Data records

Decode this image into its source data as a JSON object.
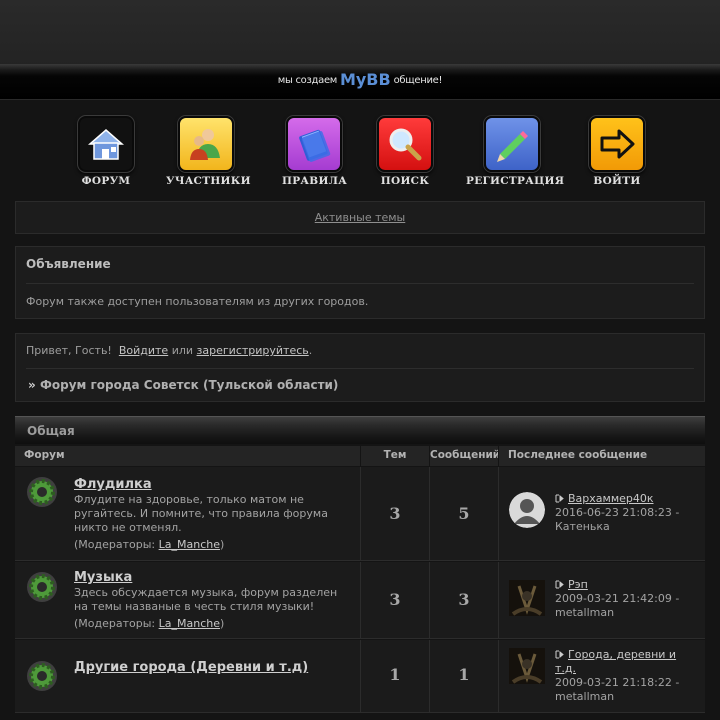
{
  "header": {
    "tagline_pre": "мы создаем",
    "tagline_brand": "MyBB",
    "tagline_post": "общение!"
  },
  "nav": [
    {
      "label": "ФОРУМ",
      "icon": "house-icon"
    },
    {
      "label": "УЧАСТНИКИ",
      "icon": "users-icon"
    },
    {
      "label": "ПРАВИЛА",
      "icon": "book-icon"
    },
    {
      "label": "ПОИСК",
      "icon": "magnifier-icon"
    },
    {
      "label": "РЕГИСТРАЦИЯ",
      "icon": "pencil-icon"
    },
    {
      "label": "ВОЙТИ",
      "icon": "login-arrow-icon"
    }
  ],
  "active_topics": "Активные темы",
  "announcement": {
    "title": "Объявление",
    "text": "Форум также доступен пользователям из других городов."
  },
  "welcome": {
    "greeting": "Привет, Гость!",
    "login": "Войдите",
    "or": "или",
    "register": "зарегистрируйтесь",
    "period": ".",
    "breadcrumb_sep": "»",
    "breadcrumb": "Форум города Советск (Тульской области)"
  },
  "category": {
    "title": "Общая",
    "columns": {
      "forum": "Форум",
      "topics": "Тем",
      "posts": "Сообщений",
      "last": "Последнее сообщение"
    },
    "forums": [
      {
        "title": "Флудилка",
        "desc": "Флудите на здоровье, только матом не ругайтесь. И помните, что правила форума никто не отменял.",
        "mods_label": "(Модераторы:",
        "mod": "La_Manche",
        "mods_end": ")",
        "topics": "3",
        "posts": "5",
        "last_topic": "Вархаммер40к",
        "last_date": "2016-06-23 21:08:23 -",
        "last_author": "Катенька",
        "avatar": "default-user-avatar"
      },
      {
        "title": "Музыка",
        "desc": "Здесь обсуждается музыка, форум разделен на темы названые в честь стиля музыки!",
        "mods_label": "(Модераторы:",
        "mod": "La_Manche",
        "mods_end": ")",
        "topics": "3",
        "posts": "3",
        "last_topic": "Рэп",
        "last_date": "2009-03-21 21:42:09 -",
        "last_author": "metallman",
        "avatar": "metallman-avatar"
      },
      {
        "title": "Другие города (Деревни и т.д)",
        "desc": "",
        "topics": "1",
        "posts": "1",
        "last_topic": "Города, деревни и т.д.",
        "last_date": "2009-03-21 21:18:22 -",
        "last_author": "metallman",
        "avatar": "metallman-avatar"
      }
    ]
  },
  "colors": {
    "background": "#141414",
    "panel": "#1c1c1c",
    "brand": "#5b8fd6"
  }
}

_Set task_
Extract the entries in full, exactly as they are, minus the pictures.

_The completed task_
Decode this image into its source data as a JSON object.
{
  "header": {
    "tagline_pre": "мы создаем",
    "tagline_brand": "MyBB",
    "tagline_post": "общение!"
  },
  "nav": [
    {
      "label": "ФОРУМ",
      "icon": "house-icon"
    },
    {
      "label": "УЧАСТНИКИ",
      "icon": "users-icon"
    },
    {
      "label": "ПРАВИЛА",
      "icon": "book-icon"
    },
    {
      "label": "ПОИСК",
      "icon": "magnifier-icon"
    },
    {
      "label": "РЕГИСТРАЦИЯ",
      "icon": "pencil-icon"
    },
    {
      "label": "ВОЙТИ",
      "icon": "login-arrow-icon"
    }
  ],
  "active_topics": "Активные темы",
  "announcement": {
    "title": "Объявление",
    "text": "Форум также доступен пользователям из других городов."
  },
  "welcome": {
    "greeting": "Привет, Гость!",
    "login": "Войдите",
    "or": "или",
    "register": "зарегистрируйтесь",
    "period": ".",
    "breadcrumb_sep": "»",
    "breadcrumb": "Форум города Советск (Тульской области)"
  },
  "category": {
    "title": "Общая",
    "columns": {
      "forum": "Форум",
      "topics": "Тем",
      "posts": "Сообщений",
      "last": "Последнее сообщение"
    },
    "forums": [
      {
        "title": "Флудилка",
        "desc": "Флудите на здоровье, только матом не ругайтесь. И помните, что правила форума никто не отменял.",
        "mods_label": "(Модераторы:",
        "mod": "La_Manche",
        "mods_end": ")",
        "topics": "3",
        "posts": "5",
        "last_topic": "Вархаммер40к",
        "last_date": "2016-06-23 21:08:23 -",
        "last_author": "Катенька",
        "avatar": "default-user-avatar"
      },
      {
        "title": "Музыка",
        "desc": "Здесь обсуждается музыка, форум разделен на темы названые в честь стиля музыки!",
        "mods_label": "(Модераторы:",
        "mod": "La_Manche",
        "mods_end": ")",
        "topics": "3",
        "posts": "3",
        "last_topic": "Рэп",
        "last_date": "2009-03-21 21:42:09 -",
        "last_author": "metallman",
        "avatar": "metallman-avatar"
      },
      {
        "title": "Другие города (Деревни и т.д)",
        "desc": "",
        "topics": "1",
        "posts": "1",
        "last_topic": "Города, деревни и т.д.",
        "last_date": "2009-03-21 21:18:22 -",
        "last_author": "metallman",
        "avatar": "metallman-avatar"
      }
    ]
  },
  "colors": {
    "background": "#141414",
    "panel": "#1c1c1c",
    "brand": "#5b8fd6"
  }
}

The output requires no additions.